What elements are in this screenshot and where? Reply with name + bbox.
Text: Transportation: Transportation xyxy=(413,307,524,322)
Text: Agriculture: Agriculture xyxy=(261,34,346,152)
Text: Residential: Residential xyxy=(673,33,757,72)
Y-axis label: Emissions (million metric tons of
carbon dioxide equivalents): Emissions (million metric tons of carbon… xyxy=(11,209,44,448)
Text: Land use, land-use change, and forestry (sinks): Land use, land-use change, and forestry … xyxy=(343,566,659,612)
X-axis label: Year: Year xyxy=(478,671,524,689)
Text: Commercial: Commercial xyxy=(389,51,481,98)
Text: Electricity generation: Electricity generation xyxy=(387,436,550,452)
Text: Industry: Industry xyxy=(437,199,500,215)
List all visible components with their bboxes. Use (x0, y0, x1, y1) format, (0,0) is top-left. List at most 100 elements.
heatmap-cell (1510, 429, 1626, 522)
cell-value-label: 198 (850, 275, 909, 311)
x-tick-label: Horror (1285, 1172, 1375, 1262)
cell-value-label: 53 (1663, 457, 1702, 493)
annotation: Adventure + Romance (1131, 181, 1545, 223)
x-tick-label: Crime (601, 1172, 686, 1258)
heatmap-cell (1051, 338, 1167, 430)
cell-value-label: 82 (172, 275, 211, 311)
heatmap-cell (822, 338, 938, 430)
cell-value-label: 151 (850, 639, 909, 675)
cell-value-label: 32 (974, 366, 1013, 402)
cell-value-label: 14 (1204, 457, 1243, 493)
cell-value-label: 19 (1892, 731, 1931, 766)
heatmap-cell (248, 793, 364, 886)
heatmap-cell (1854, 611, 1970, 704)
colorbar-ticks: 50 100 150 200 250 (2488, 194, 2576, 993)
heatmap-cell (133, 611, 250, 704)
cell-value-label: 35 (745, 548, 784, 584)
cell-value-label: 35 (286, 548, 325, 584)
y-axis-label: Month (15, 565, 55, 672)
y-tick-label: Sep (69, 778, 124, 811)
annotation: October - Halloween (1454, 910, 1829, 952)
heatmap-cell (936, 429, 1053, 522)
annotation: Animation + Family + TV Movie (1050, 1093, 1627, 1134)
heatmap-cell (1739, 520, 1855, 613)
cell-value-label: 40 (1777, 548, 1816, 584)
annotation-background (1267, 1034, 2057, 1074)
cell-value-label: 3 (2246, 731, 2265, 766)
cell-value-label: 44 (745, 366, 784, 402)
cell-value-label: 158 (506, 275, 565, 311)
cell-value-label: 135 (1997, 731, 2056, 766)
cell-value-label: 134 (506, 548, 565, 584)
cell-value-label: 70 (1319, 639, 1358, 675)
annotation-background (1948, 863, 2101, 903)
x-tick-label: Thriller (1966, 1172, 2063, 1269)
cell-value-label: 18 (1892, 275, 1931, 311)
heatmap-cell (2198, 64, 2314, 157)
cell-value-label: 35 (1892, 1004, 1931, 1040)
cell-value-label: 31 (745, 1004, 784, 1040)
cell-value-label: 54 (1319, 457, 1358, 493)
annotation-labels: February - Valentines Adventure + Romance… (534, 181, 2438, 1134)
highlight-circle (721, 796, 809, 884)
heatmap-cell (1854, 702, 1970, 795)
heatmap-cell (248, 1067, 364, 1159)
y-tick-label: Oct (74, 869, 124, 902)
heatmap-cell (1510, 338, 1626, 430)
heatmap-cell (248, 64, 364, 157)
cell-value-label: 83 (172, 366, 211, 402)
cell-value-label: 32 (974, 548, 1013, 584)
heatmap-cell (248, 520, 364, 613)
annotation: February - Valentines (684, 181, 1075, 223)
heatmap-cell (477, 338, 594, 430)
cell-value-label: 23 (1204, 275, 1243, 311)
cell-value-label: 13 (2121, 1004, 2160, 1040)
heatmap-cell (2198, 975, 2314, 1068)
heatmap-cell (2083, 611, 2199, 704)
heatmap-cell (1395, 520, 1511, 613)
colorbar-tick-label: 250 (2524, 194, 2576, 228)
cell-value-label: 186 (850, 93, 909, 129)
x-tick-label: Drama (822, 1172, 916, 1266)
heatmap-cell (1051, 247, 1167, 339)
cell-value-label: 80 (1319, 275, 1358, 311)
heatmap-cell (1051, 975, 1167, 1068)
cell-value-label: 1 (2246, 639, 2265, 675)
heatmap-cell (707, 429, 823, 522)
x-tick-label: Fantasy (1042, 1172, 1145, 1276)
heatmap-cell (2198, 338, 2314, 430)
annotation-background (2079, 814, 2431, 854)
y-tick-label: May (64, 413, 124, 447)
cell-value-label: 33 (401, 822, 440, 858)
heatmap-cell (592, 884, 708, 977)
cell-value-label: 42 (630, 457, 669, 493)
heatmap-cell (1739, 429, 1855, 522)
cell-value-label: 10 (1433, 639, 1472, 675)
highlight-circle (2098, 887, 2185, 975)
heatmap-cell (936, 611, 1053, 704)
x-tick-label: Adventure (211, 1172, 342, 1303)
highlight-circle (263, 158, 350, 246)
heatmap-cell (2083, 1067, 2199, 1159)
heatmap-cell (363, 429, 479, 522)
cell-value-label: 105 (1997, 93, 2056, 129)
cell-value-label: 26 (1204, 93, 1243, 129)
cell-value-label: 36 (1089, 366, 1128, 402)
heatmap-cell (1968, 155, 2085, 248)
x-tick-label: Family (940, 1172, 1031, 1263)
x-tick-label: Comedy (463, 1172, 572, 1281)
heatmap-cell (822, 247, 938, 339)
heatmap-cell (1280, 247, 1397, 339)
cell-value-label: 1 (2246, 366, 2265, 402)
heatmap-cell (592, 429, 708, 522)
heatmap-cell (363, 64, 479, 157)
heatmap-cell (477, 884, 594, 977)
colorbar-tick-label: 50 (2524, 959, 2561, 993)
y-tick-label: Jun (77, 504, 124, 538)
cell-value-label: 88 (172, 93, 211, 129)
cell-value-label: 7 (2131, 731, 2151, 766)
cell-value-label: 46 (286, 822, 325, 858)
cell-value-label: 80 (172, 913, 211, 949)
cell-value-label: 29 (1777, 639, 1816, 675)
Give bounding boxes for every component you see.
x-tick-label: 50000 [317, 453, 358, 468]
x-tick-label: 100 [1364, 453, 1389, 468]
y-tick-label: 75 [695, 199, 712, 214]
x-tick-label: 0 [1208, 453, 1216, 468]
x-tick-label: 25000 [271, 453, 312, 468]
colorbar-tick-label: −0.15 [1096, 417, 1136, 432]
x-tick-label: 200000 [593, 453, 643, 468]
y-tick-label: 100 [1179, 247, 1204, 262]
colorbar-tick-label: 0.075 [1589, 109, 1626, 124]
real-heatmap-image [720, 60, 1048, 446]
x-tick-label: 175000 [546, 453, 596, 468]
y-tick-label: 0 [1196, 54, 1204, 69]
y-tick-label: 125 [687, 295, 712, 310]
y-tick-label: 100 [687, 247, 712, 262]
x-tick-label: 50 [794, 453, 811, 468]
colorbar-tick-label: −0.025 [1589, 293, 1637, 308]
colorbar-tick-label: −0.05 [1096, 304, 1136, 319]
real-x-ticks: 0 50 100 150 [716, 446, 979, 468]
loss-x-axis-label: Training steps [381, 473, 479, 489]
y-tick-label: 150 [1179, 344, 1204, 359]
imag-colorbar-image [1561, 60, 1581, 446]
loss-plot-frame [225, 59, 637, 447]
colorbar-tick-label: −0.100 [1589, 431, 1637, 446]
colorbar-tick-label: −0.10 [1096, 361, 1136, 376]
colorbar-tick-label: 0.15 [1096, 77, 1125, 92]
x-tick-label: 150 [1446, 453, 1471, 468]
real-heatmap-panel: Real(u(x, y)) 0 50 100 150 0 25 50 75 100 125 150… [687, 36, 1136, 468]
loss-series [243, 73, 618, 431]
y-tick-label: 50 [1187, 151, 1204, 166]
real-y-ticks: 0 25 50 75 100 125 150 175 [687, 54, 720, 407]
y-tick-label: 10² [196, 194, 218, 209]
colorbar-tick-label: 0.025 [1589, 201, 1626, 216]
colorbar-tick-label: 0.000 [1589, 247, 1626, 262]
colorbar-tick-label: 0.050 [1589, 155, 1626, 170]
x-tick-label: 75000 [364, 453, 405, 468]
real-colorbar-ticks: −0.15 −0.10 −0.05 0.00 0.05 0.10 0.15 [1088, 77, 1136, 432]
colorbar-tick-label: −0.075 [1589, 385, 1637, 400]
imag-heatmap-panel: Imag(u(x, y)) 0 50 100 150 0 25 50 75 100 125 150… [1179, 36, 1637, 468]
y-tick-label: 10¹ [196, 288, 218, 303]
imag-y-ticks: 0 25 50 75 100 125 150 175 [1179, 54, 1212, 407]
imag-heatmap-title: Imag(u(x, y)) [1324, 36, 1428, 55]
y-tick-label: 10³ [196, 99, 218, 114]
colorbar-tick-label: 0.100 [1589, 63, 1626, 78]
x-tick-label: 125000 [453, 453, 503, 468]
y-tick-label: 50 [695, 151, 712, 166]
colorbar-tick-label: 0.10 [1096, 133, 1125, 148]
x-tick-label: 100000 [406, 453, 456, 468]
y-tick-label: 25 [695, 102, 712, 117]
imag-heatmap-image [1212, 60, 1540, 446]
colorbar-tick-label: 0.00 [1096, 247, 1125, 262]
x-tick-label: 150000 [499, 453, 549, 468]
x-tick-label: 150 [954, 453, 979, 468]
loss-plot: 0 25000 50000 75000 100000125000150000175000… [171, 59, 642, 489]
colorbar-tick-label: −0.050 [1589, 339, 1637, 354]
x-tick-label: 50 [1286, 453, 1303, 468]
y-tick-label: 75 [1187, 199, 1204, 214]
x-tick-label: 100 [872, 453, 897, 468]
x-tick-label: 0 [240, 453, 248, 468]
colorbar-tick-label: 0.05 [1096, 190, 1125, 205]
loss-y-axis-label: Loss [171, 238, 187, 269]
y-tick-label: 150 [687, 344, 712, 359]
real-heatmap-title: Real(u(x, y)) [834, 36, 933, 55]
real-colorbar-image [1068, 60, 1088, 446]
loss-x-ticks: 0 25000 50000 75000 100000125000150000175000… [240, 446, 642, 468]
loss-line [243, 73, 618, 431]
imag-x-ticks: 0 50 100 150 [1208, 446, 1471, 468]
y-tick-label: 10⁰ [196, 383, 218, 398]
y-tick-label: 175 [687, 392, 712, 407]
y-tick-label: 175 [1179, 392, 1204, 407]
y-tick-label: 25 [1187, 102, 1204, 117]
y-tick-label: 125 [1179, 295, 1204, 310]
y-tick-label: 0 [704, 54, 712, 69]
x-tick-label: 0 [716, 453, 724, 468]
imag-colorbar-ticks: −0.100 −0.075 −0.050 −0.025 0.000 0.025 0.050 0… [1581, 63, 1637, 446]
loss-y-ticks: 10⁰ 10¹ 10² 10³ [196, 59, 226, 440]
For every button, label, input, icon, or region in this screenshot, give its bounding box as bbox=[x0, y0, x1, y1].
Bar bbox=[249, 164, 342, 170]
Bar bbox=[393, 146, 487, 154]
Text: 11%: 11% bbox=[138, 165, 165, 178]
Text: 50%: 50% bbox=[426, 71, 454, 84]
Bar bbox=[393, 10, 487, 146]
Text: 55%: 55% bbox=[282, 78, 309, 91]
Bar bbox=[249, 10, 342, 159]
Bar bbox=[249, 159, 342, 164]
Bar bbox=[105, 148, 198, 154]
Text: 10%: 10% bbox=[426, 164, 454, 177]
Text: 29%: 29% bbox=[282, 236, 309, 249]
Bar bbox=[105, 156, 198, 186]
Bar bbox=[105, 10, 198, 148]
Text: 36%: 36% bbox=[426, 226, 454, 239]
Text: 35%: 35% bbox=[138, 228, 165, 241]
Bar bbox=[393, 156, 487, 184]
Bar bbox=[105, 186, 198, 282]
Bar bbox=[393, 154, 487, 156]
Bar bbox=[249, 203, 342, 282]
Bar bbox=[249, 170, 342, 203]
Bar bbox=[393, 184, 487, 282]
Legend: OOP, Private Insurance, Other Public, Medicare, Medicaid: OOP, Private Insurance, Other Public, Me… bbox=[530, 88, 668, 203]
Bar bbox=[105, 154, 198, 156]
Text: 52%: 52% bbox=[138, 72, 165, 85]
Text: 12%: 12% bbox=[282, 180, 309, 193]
====================
▶ Requirement: Reproduce verbatim the portion of the listing that runs from its first line through the line containing "x-tick-label: Crime (601, 1172, 686, 1258)", including both of those lines.

▶ Complete answer:
What elements are in this screenshot and where? Reply with name + bbox.
Text: Transportation: Transportation xyxy=(413,307,524,322)
Text: Agriculture: Agriculture xyxy=(261,34,346,152)
Text: Residential: Residential xyxy=(673,33,757,72)
Y-axis label: Emissions (million metric tons of
carbon dioxide equivalents): Emissions (million metric tons of carbon… xyxy=(11,209,44,448)
Text: Land use, land-use change, and forestry (sinks): Land use, land-use change, and forestry … xyxy=(343,566,659,612)
X-axis label: Year: Year xyxy=(478,671,524,689)
Text: Commercial: Commercial xyxy=(389,51,481,98)
Text: Electricity generation: Electricity generation xyxy=(387,436,550,452)
Text: Industry: Industry xyxy=(437,199,500,215)
List all visible components with their bboxes. Use (x0, y0, x1, y1) format, (0,0) is top-left. List at most 100 elements.
heatmap-cell (1510, 429, 1626, 522)
cell-value-label: 198 (850, 275, 909, 311)
x-tick-label: Horror (1285, 1172, 1375, 1262)
cell-value-label: 53 (1663, 457, 1702, 493)
annotation: Adventure + Romance (1131, 181, 1545, 223)
x-tick-label: Crime (601, 1172, 686, 1258)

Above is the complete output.